Track down every line below that holds "ŪDENI" and copy it.

— START OF Supplied information —

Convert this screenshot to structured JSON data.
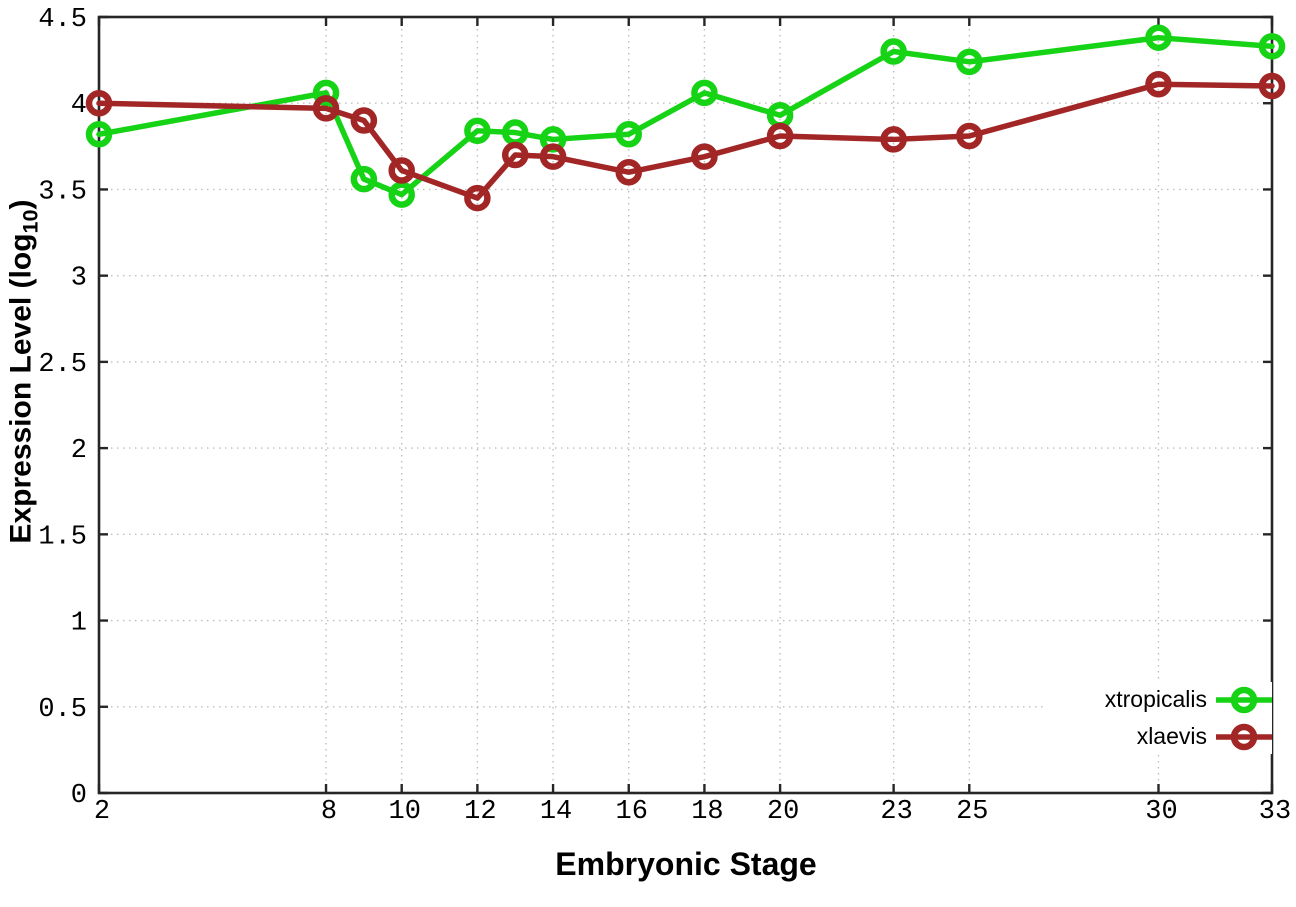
{
  "figure": {
    "background": "#ffffff",
    "axis_color": "#262626",
    "grid_color": "#bdbdbd",
    "tick_label_color": "#000000"
  },
  "labels": {
    "x_title": "Embryonic Stage",
    "y_title_main": "Expression Level (log",
    "y_title_sub": "10",
    "y_title_close": ")"
  },
  "chart_data": {
    "type": "line",
    "title": "",
    "xlabel": "Embryonic Stage",
    "ylabel": "Expression Level (log10)",
    "x": [
      2,
      8,
      9,
      10,
      12,
      13,
      14,
      16,
      18,
      20,
      23,
      25,
      30,
      33
    ],
    "series": [
      {
        "name": "xtropicalis",
        "color": "#16d316",
        "values": [
          3.82,
          4.06,
          3.56,
          3.47,
          3.84,
          3.83,
          3.79,
          3.82,
          4.06,
          3.93,
          4.3,
          4.24,
          4.38,
          4.33
        ]
      },
      {
        "name": "xlaevis",
        "color": "#a22626",
        "values": [
          4.0,
          3.97,
          3.9,
          3.61,
          3.45,
          3.7,
          3.69,
          3.6,
          3.69,
          3.81,
          3.79,
          3.81,
          4.11,
          4.1
        ]
      }
    ],
    "xlim": [
      2,
      33
    ],
    "ylim": [
      0,
      4.5
    ],
    "xticks": [
      2,
      8,
      10,
      12,
      14,
      16,
      18,
      20,
      23,
      25,
      30,
      33
    ],
    "yticks": [
      0,
      0.5,
      1,
      1.5,
      2,
      2.5,
      3,
      3.5,
      4,
      4.5
    ],
    "grid": true,
    "legend_position": "inside bottom right",
    "marker": "open-circle",
    "line_style": "linespoints"
  }
}
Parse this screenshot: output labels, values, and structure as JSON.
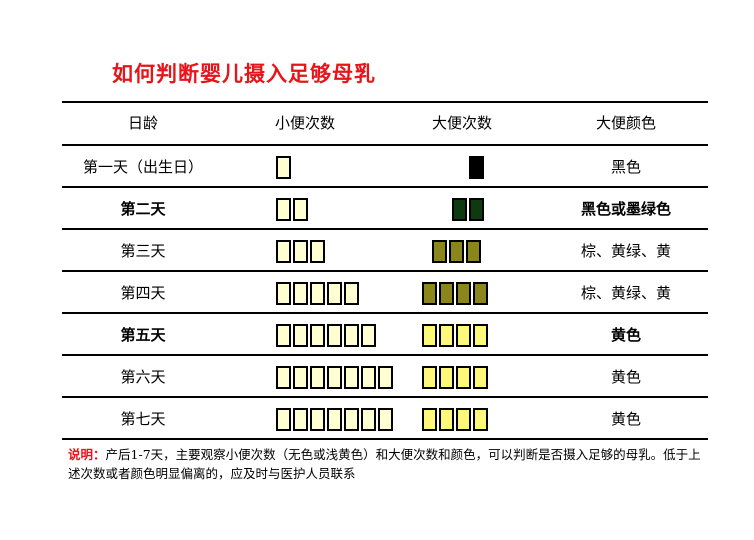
{
  "title": "如何判断婴儿摄入足够母乳",
  "headers": [
    "日龄",
    "小便次数",
    "大便次数",
    "大便颜色"
  ],
  "rows": [
    {
      "day": "第一天（出生日）",
      "urine_count": 1,
      "stool_count": 1,
      "stool_box_color": "#000000",
      "color_text": "黑色",
      "bold": false
    },
    {
      "day": "第二天",
      "urine_count": 2,
      "stool_count": 2,
      "stool_box_color": "#0e3a10",
      "color_text": "黑色或墨绿色",
      "bold": true
    },
    {
      "day": "第三天",
      "urine_count": 3,
      "stool_count": 3,
      "stool_box_color": "#8a861c",
      "color_text": "棕、黄绿、黄",
      "bold": false
    },
    {
      "day": "第四天",
      "urine_count": 5,
      "stool_count": 4,
      "stool_box_color": "#8a861c",
      "color_text": "棕、黄绿、黄",
      "bold": false
    },
    {
      "day": "第五天",
      "urine_count": 6,
      "stool_count": 4,
      "stool_box_color": "#fdf87a",
      "color_text": "黄色",
      "bold": true
    },
    {
      "day": "第六天",
      "urine_count": 7,
      "stool_count": 4,
      "stool_box_color": "#fdf87a",
      "color_text": "黄色",
      "bold": false
    },
    {
      "day": "第七天",
      "urine_count": 7,
      "stool_count": 4,
      "stool_box_color": "#fdf87a",
      "color_text": "黄色",
      "bold": false
    }
  ],
  "urine_box_color": "#ffffd2",
  "note": {
    "label": "说明：",
    "text": "产后1-7天，主要观察小便次数（无色或浅黄色）和大便次数和颜色，可以判断是否摄入足够的母乳。低于上述次数或者颜色明显偏离的，应及时与医护人员联系"
  },
  "colors": {
    "title": "#e8141a",
    "note_label": "#e8141a"
  }
}
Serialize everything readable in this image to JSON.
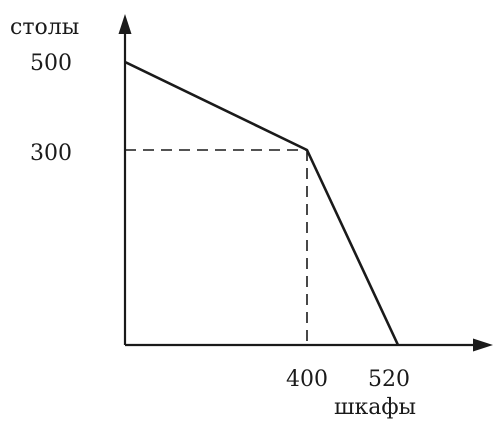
{
  "chart_data": {
    "type": "line",
    "xlabel": "шкафы",
    "ylabel": "столы",
    "x_ticks": [
      400,
      520
    ],
    "y_ticks": [
      500,
      300
    ],
    "xlim": [
      0,
      580
    ],
    "ylim": [
      0,
      540
    ],
    "series": [
      {
        "x": [
          0,
          400,
          520
        ],
        "y": [
          490,
          300,
          0
        ]
      }
    ],
    "guides": [
      {
        "x": 400,
        "y": 300
      }
    ],
    "grid": false,
    "legend": "none"
  }
}
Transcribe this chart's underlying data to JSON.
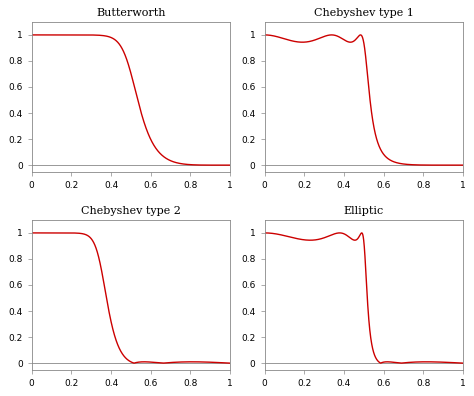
{
  "titles": [
    "Butterworth",
    "Chebyshev type 1",
    "Chebyshev type 2",
    "Elliptic"
  ],
  "line_color": "#cc0000",
  "line_width": 1.0,
  "background_color": "#ffffff",
  "xlim": [
    0,
    1
  ],
  "ylim": [
    -0.05,
    1.1
  ],
  "yticks": [
    0,
    0.2,
    0.4,
    0.6,
    0.8,
    1
  ],
  "xticks": [
    0,
    0.2,
    0.4,
    0.6,
    0.8,
    1
  ],
  "filter_order": 5,
  "cutoff": 0.5,
  "rp": 0.5,
  "rs": 40,
  "title_fontsize": 8,
  "tick_fontsize": 6.5,
  "figsize": [
    4.74,
    3.96
  ],
  "dpi": 100
}
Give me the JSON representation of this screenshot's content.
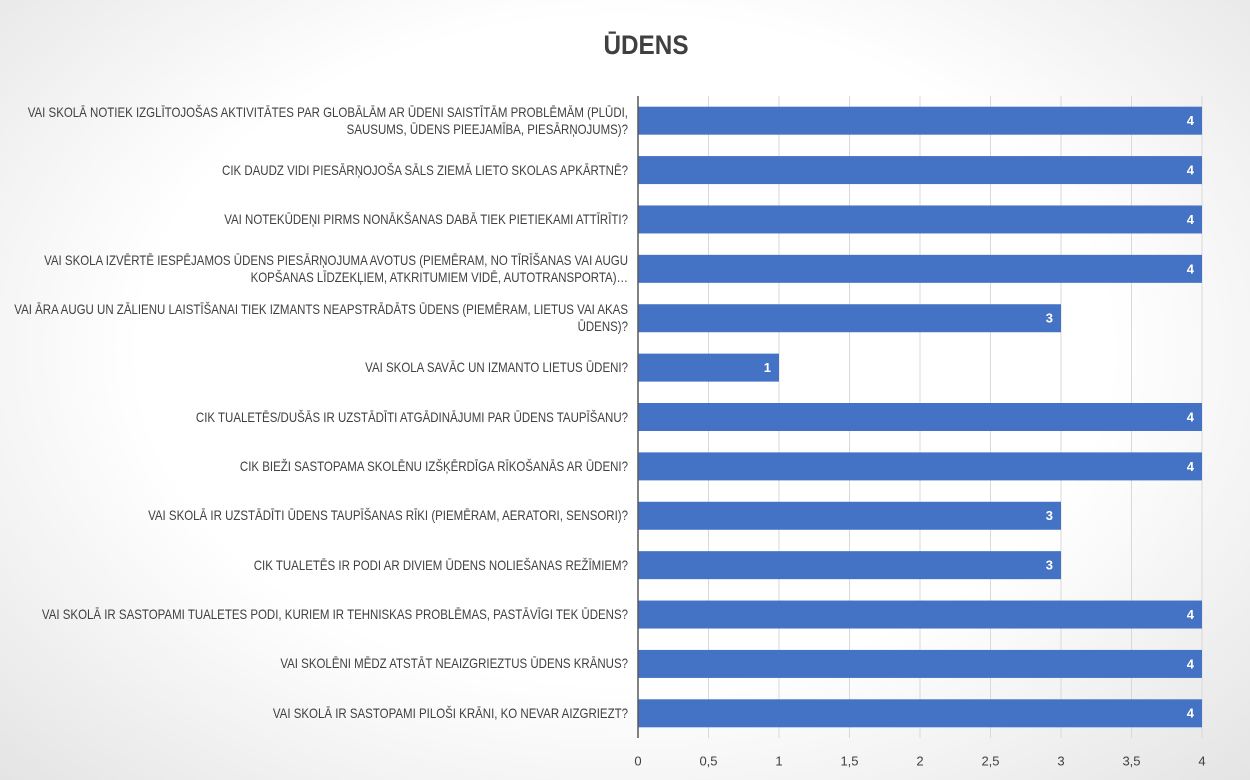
{
  "chart_data": {
    "type": "hbar",
    "title": "ŪDENS",
    "categories": [
      "VAI SKOLĀ NOTIEK IZGLĪTOJOŠAS AKTIVITĀTES PAR GLOBĀLĀM AR ŪDENI SAISTĪTĀM PROBLĒMĀM (PLŪDI, SAUSUMS, ŪDENS PIEEJAMĪBA, PIESĀRŅOJUMS)?",
      "CIK DAUDZ VIDI PIESĀRŅOJOŠA SĀLS ZIEMĀ LIETO SKOLAS APKĀRTNĒ?",
      "VAI NOTEKŪDEŅI PIRMS NONĀKŠANAS DABĀ TIEK PIETIEKAMI ATTĪRĪTI?",
      "VAI SKOLA IZVĒRTĒ IESPĒJAMOS ŪDENS PIESĀRŅOJUMA AVOTUS (PIEMĒRAM, NO TĪRĪŠANAS VAI AUGU KOPŠANAS LĪDZEKĻIEM, ATKRITUMIEM VIDĒ, AUTOTRANSPORTA)…",
      "VAI ĀRA AUGU UN ZĀLIENU LAISTĪŠANAI TIEK IZMANTS NEAPSTRĀDĀTS ŪDENS (PIEMĒRAM, LIETUS VAI AKAS ŪDENS)?",
      "VAI SKOLA SAVĀC UN IZMANTO LIETUS ŪDENI?",
      "CIK TUALETĒS/DUŠĀS IR UZSTĀDĪTI ATGĀDINĀJUMI PAR ŪDENS TAUPĪŠANU?",
      "CIK BIEŽI SASTOPAMA SKOLĒNU IZŠĶĒRDĪGA RĪKOŠANĀS AR ŪDENI?",
      "VAI SKOLĀ IR UZSTĀDĪTI ŪDENS TAUPĪŠANAS RĪKI (PIEMĒRAM, AERATORI, SENSORI)?",
      "CIK TUALETĒS IR PODI AR DIVIEM ŪDENS NOLIEŠANAS REŽĪMIEM?",
      "VAI SKOLĀ IR SASTOPAMI TUALETES PODI, KURIEM IR TEHNISKAS PROBLĒMAS, PASTĀVĪGI TEK ŪDENS?",
      "VAI SKOLĒNI MĒDZ ATSTĀT NEAIZGRIEZTUS ŪDENS KRĀNUS?",
      "VAI SKOLĀ IR SASTOPAMI PILOŠI KRĀNI, KO NEVAR AIZGRIEZT?"
    ],
    "values": [
      4,
      4,
      4,
      4,
      3,
      1,
      4,
      4,
      3,
      3,
      4,
      4,
      4
    ],
    "color": "#4472c4",
    "xlim": [
      0,
      4
    ],
    "xticks": [
      0,
      {
        "value": 0.5,
        "label": "0,5"
      },
      1,
      {
        "value": 1.5,
        "label": "1,5"
      },
      2,
      {
        "value": 2.5,
        "label": "2,5"
      },
      3,
      {
        "value": 3.5,
        "label": "3,5"
      },
      4
    ],
    "grid": true
  }
}
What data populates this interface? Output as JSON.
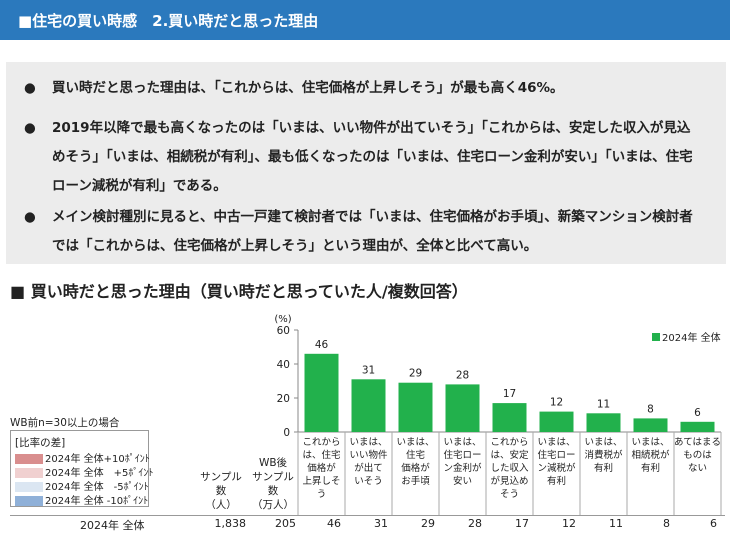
{
  "header": {
    "title": "■住宅の買い時感　2.買い時だと思った理由"
  },
  "summary": {
    "bullets": [
      {
        "symbol": "●",
        "text": "買い時だと思った理由は、「これからは、住宅価格が上昇しそう」が最も高く46%。"
      },
      {
        "symbol": "●",
        "text": "2019年以降で最も高くなったのは「いまは、いい物件が出ていそう」「これからは、安定した収入が見込めそう」「いまは、相続税が有利」、最も低くなったのは「いまは、住宅ローン金利が安い」「いまは、住宅ローン減税が有利」である。"
      },
      {
        "symbol": "●",
        "text": "メイン検討種別に見ると、中古一戸建て検討者では「いまは、住宅価格がお手頃」、新築マンション検討者では「これからは、住宅価格が上昇しそう」という理由が、全体と比べて高い。"
      }
    ]
  },
  "section_title": "■ 買い時だと思った理由（買い時だと思っていた人/複数回答）",
  "note": "WB前n=30以上の場合",
  "legend_diff": {
    "title": "[比率の差]",
    "items": [
      {
        "label": "2024年 全体+10ﾎﾟｲﾝﾄ",
        "color": "#d98e8e"
      },
      {
        "label": "2024年 全体　+5ﾎﾟｲﾝﾄ",
        "color": "#f0d0d0"
      },
      {
        "label": "2024年 全体　-5ﾎﾟｲﾝﾄ",
        "color": "#dbe6f2"
      },
      {
        "label": "2024年 全体 -10ﾎﾟｲﾝﾄ",
        "color": "#8fb0d8"
      }
    ]
  },
  "columns": {
    "sample": [
      "サンプル",
      "数",
      "（人）"
    ],
    "wb_sample": [
      "WB後",
      "サンプル",
      "数",
      "（万人）"
    ]
  },
  "row": {
    "label": "2024年 全体",
    "sample": "1,838",
    "wb": "205"
  },
  "chart_data": {
    "type": "bar",
    "unit_label": "(%)",
    "ylim": [
      0,
      60
    ],
    "yticks": [
      0,
      20,
      40,
      60
    ],
    "bar_color": "#22b14c",
    "categories": [
      [
        "これから",
        "は、住宅",
        "価格が",
        "上昇しそ",
        "う"
      ],
      [
        "いまは、",
        "いい物件",
        "が出て",
        "いそう"
      ],
      [
        "いまは、",
        "住宅",
        "価格が",
        "お手頃"
      ],
      [
        "いまは、",
        "住宅ロー",
        "ン金利が",
        "安い"
      ],
      [
        "これから",
        "は、安定",
        "した収入",
        "が見込め",
        "そう"
      ],
      [
        "いまは、",
        "住宅ロー",
        "ン減税が",
        "有利"
      ],
      [
        "いまは、",
        "消費税が",
        "有利"
      ],
      [
        "いまは、",
        "相続税が",
        "有利"
      ],
      [
        "あてはまる",
        "ものは",
        "ない"
      ]
    ],
    "series": [
      {
        "name": "2024年 全体",
        "values": [
          46,
          31,
          29,
          28,
          17,
          12,
          11,
          8,
          6
        ]
      }
    ]
  }
}
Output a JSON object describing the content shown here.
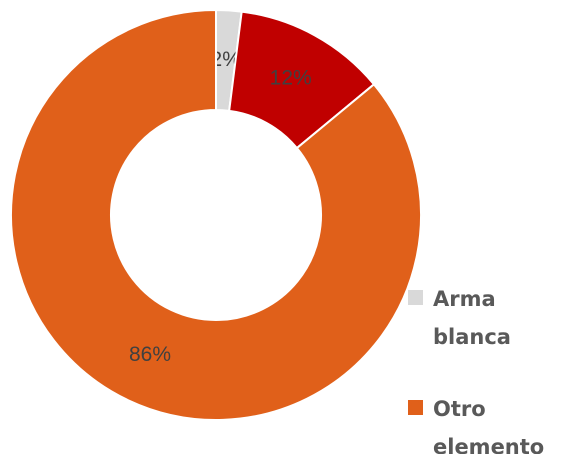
{
  "chart_data": {
    "type": "donut",
    "categories": [
      "Arma blanca",
      null,
      "Otro elemento"
    ],
    "values": [
      2,
      12,
      86
    ],
    "value_labels": [
      "2%",
      "12%",
      "86%"
    ],
    "colors": [
      "#d9d9d9",
      "#c00000",
      "#e0601a"
    ],
    "legend": "right"
  }
}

— END OF Supplied information —

The answer -
      "VAI SKOLĀ NOTIEK IZGLĪTOJOŠAS AKTIVITĀTES PAR GLOBĀLĀM AR ŪDENI SAISTĪTĀM PROBLĒMĀM (PLŪDI, SAUSUMS, ŪDENS PIEEJAMĪBA, PIESĀRŅOJUMS)?",
      "VAI SKOLA SAVĀC UN IZMANTO LIETUS ŪDENI?",
      "CIK BIEŽI SASTOPAMA SKOLĒNU IZŠĶĒRDĪGA RĪKOŠANĀS AR ŪDENI?",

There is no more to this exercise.